(Extracts from a graphics dataset)
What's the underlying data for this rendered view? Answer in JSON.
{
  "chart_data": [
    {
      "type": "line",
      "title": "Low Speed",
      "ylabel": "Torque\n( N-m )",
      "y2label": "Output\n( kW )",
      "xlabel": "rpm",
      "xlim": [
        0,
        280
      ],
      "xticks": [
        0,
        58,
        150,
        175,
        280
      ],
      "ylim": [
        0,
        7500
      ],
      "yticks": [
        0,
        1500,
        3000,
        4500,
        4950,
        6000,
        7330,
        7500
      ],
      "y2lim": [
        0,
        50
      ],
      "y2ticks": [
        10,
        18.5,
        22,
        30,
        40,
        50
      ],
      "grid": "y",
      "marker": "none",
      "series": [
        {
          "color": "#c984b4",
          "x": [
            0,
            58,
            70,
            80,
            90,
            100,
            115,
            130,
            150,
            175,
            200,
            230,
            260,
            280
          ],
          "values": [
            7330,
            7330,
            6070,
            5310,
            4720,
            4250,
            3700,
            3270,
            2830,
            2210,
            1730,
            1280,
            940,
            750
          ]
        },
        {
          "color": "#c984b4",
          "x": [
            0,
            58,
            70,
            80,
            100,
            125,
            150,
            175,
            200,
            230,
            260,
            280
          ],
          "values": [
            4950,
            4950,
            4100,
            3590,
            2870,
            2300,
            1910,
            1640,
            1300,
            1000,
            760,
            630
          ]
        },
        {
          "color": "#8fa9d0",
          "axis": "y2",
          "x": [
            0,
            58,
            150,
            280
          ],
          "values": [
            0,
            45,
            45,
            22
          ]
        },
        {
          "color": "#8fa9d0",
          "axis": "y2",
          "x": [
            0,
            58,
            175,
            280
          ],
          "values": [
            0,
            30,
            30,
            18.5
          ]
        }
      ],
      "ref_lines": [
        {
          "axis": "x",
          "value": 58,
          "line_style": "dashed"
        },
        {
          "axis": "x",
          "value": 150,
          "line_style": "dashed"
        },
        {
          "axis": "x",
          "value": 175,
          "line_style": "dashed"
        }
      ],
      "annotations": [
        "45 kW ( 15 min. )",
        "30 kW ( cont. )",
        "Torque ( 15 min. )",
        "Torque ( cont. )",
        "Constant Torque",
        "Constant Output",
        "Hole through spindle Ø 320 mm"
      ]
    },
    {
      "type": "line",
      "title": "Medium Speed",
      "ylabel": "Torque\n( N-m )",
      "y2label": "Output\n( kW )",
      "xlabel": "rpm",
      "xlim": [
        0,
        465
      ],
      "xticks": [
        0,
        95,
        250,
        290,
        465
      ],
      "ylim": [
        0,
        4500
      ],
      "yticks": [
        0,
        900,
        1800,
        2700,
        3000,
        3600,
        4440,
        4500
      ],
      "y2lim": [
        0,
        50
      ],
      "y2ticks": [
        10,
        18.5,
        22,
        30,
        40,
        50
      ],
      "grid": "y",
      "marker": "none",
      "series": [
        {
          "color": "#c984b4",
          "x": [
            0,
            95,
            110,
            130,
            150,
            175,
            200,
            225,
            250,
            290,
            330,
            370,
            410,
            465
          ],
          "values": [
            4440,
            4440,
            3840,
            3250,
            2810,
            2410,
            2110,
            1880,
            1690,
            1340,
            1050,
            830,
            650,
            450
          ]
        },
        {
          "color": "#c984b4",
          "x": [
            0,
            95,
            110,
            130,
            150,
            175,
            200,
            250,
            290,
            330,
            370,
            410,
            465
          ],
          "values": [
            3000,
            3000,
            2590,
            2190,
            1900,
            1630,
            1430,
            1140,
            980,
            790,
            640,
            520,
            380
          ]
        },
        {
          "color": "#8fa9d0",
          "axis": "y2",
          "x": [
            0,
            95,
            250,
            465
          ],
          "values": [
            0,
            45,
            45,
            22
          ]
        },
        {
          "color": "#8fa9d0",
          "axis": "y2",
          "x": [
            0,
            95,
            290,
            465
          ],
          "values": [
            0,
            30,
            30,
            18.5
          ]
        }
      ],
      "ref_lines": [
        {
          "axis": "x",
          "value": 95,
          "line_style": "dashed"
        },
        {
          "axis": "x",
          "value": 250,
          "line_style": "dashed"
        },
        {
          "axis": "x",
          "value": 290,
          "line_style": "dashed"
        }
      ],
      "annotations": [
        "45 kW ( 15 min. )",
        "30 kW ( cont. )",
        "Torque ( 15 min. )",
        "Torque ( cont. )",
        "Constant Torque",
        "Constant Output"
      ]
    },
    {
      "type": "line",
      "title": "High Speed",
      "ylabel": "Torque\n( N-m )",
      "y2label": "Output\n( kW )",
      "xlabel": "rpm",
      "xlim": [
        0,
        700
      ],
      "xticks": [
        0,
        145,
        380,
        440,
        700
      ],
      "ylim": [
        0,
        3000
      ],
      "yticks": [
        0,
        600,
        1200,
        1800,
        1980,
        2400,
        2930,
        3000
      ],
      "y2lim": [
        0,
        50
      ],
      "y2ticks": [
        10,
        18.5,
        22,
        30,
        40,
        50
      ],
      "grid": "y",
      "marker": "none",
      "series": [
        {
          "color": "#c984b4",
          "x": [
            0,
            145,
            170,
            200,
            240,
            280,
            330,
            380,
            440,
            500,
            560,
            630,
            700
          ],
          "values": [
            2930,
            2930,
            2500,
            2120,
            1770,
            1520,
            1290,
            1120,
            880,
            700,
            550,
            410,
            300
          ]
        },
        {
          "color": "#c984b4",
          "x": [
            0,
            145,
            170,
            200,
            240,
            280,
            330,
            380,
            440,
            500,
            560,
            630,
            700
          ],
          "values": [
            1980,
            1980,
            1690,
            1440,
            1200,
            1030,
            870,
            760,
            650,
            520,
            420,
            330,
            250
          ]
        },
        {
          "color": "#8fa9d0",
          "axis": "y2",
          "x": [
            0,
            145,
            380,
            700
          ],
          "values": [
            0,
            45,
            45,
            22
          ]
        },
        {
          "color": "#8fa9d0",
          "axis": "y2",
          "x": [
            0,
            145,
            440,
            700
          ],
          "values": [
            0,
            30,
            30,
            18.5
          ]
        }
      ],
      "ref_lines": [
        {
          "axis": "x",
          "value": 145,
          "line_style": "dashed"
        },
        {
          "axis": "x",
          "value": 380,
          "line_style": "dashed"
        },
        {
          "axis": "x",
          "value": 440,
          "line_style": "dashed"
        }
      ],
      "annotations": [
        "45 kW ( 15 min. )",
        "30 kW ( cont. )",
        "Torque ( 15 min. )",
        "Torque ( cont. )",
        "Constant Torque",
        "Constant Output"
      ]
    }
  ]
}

• [Task]: Repeat every line of the records above exactly.

• [Exercise result]:
What's the underlying data for this rendered view? Answer in JSON.
{
  "chart_data": [
    {
      "type": "line",
      "title": "Low Speed",
      "ylabel": "Torque\n( N-m )",
      "y2label": "Output\n( kW )",
      "xlabel": "rpm",
      "xlim": [
        0,
        280
      ],
      "xticks": [
        0,
        58,
        150,
        175,
        280
      ],
      "ylim": [
        0,
        7500
      ],
      "yticks": [
        0,
        1500,
        3000,
        4500,
        4950,
        6000,
        7330,
        7500
      ],
      "y2lim": [
        0,
        50
      ],
      "y2ticks": [
        10,
        18.5,
        22,
        30,
        40,
        50
      ],
      "grid": "y",
      "marker": "none",
      "series": [
        {
          "color": "#c984b4",
          "x": [
            0,
            58,
            70,
            80,
            90,
            100,
            115,
            130,
            150,
            175,
            200,
            230,
            260,
            280
          ],
          "values": [
            7330,
            7330,
            6070,
            5310,
            4720,
            4250,
            3700,
            3270,
            2830,
            2210,
            1730,
            1280,
            940,
            750
          ]
        },
        {
          "color": "#c984b4",
          "x": [
            0,
            58,
            70,
            80,
            100,
            125,
            150,
            175,
            200,
            230,
            260,
            280
          ],
          "values": [
            4950,
            4950,
            4100,
            3590,
            2870,
            2300,
            1910,
            1640,
            1300,
            1000,
            760,
            630
          ]
        },
        {
          "color": "#8fa9d0",
          "axis": "y2",
          "x": [
            0,
            58,
            150,
            280
          ],
          "values": [
            0,
            45,
            45,
            22
          ]
        },
        {
          "color": "#8fa9d0",
          "axis": "y2",
          "x": [
            0,
            58,
            175,
            280
          ],
          "values": [
            0,
            30,
            30,
            18.5
          ]
        }
      ],
      "ref_lines": [
        {
          "axis": "x",
          "value": 58,
          "line_style": "dashed"
        },
        {
          "axis": "x",
          "value": 150,
          "line_style": "dashed"
        },
        {
          "axis": "x",
          "value": 175,
          "line_style": "dashed"
        }
      ],
      "annotations": [
        "45 kW ( 15 min. )",
        "30 kW ( cont. )",
        "Torque ( 15 min. )",
        "Torque ( cont. )",
        "Constant Torque",
        "Constant Output",
        "Hole through spindle Ø 320 mm"
      ]
    },
    {
      "type": "line",
      "title": "Medium Speed",
      "ylabel": "Torque\n( N-m )",
      "y2label": "Output\n( kW )",
      "xlabel": "rpm",
      "xlim": [
        0,
        465
      ],
      "xticks": [
        0,
        95,
        250,
        290,
        465
      ],
      "ylim": [
        0,
        4500
      ],
      "yticks": [
        0,
        900,
        1800,
        2700,
        3000,
        3600,
        4440,
        4500
      ],
      "y2lim": [
        0,
        50
      ],
      "y2ticks": [
        10,
        18.5,
        22,
        30,
        40,
        50
      ],
      "grid": "y",
      "marker": "none",
      "series": [
        {
          "color": "#c984b4",
          "x": [
            0,
            95,
            110,
            130,
            150,
            175,
            200,
            225,
            250,
            290,
            330,
            370,
            410,
            465
          ],
          "values": [
            4440,
            4440,
            3840,
            3250,
            2810,
            2410,
            2110,
            1880,
            1690,
            1340,
            1050,
            830,
            650,
            450
          ]
        },
        {
          "color": "#c984b4",
          "x": [
            0,
            95,
            110,
            130,
            150,
            175,
            200,
            250,
            290,
            330,
            370,
            410,
            465
          ],
          "values": [
            3000,
            3000,
            2590,
            2190,
            1900,
            1630,
            1430,
            1140,
            980,
            790,
            640,
            520,
            380
          ]
        },
        {
          "color": "#8fa9d0",
          "axis": "y2",
          "x": [
            0,
            95,
            250,
            465
          ],
          "values": [
            0,
            45,
            45,
            22
          ]
        },
        {
          "color": "#8fa9d0",
          "axis": "y2",
          "x": [
            0,
            95,
            290,
            465
          ],
          "values": [
            0,
            30,
            30,
            18.5
          ]
        }
      ],
      "ref_lines": [
        {
          "axis": "x",
          "value": 95,
          "line_style": "dashed"
        },
        {
          "axis": "x",
          "value": 250,
          "line_style": "dashed"
        },
        {
          "axis": "x",
          "value": 290,
          "line_style": "dashed"
        }
      ],
      "annotations": [
        "45 kW ( 15 min. )",
        "30 kW ( cont. )",
        "Torque ( 15 min. )",
        "Torque ( cont. )",
        "Constant Torque",
        "Constant Output"
      ]
    },
    {
      "type": "line",
      "title": "High Speed",
      "ylabel": "Torque\n( N-m )",
      "y2label": "Output\n( kW )",
      "xlabel": "rpm",
      "xlim": [
        0,
        700
      ],
      "xticks": [
        0,
        145,
        380,
        440,
        700
      ],
      "ylim": [
        0,
        3000
      ],
      "yticks": [
        0,
        600,
        1200,
        1800,
        1980,
        2400,
        2930,
        3000
      ],
      "y2lim": [
        0,
        50
      ],
      "y2ticks": [
        10,
        18.5,
        22,
        30,
        40,
        50
      ],
      "grid": "y",
      "marker": "none",
      "series": [
        {
          "color": "#c984b4",
          "x": [
            0,
            145,
            170,
            200,
            240,
            280,
            330,
            380,
            440,
            500,
            560,
            630,
            700
          ],
          "values": [
            2930,
            2930,
            2500,
            2120,
            1770,
            1520,
            1290,
            1120,
            880,
            700,
            550,
            410,
            300
          ]
        },
        {
          "color": "#c984b4",
          "x": [
            0,
            145,
            170,
            200,
            240,
            280,
            330,
            380,
            440,
            500,
            560,
            630,
            700
          ],
          "values": [
            1980,
            1980,
            1690,
            1440,
            1200,
            1030,
            870,
            760,
            650,
            520,
            420,
            330,
            250
          ]
        },
        {
          "color": "#8fa9d0",
          "axis": "y2",
          "x": [
            0,
            145,
            380,
            700
          ],
          "values": [
            0,
            45,
            45,
            22
          ]
        },
        {
          "color": "#8fa9d0",
          "axis": "y2",
          "x": [
            0,
            145,
            440,
            700
          ],
          "values": [
            0,
            30,
            30,
            18.5
          ]
        }
      ],
      "ref_lines": [
        {
          "axis": "x",
          "value": 145,
          "line_style": "dashed"
        },
        {
          "axis": "x",
          "value": 380,
          "line_style": "dashed"
        },
        {
          "axis": "x",
          "value": 440,
          "line_style": "dashed"
        }
      ],
      "annotations": [
        "45 kW ( 15 min. )",
        "30 kW ( cont. )",
        "Torque ( 15 min. )",
        "Torque ( cont. )",
        "Constant Torque",
        "Constant Output"
      ]
    }
  ]
}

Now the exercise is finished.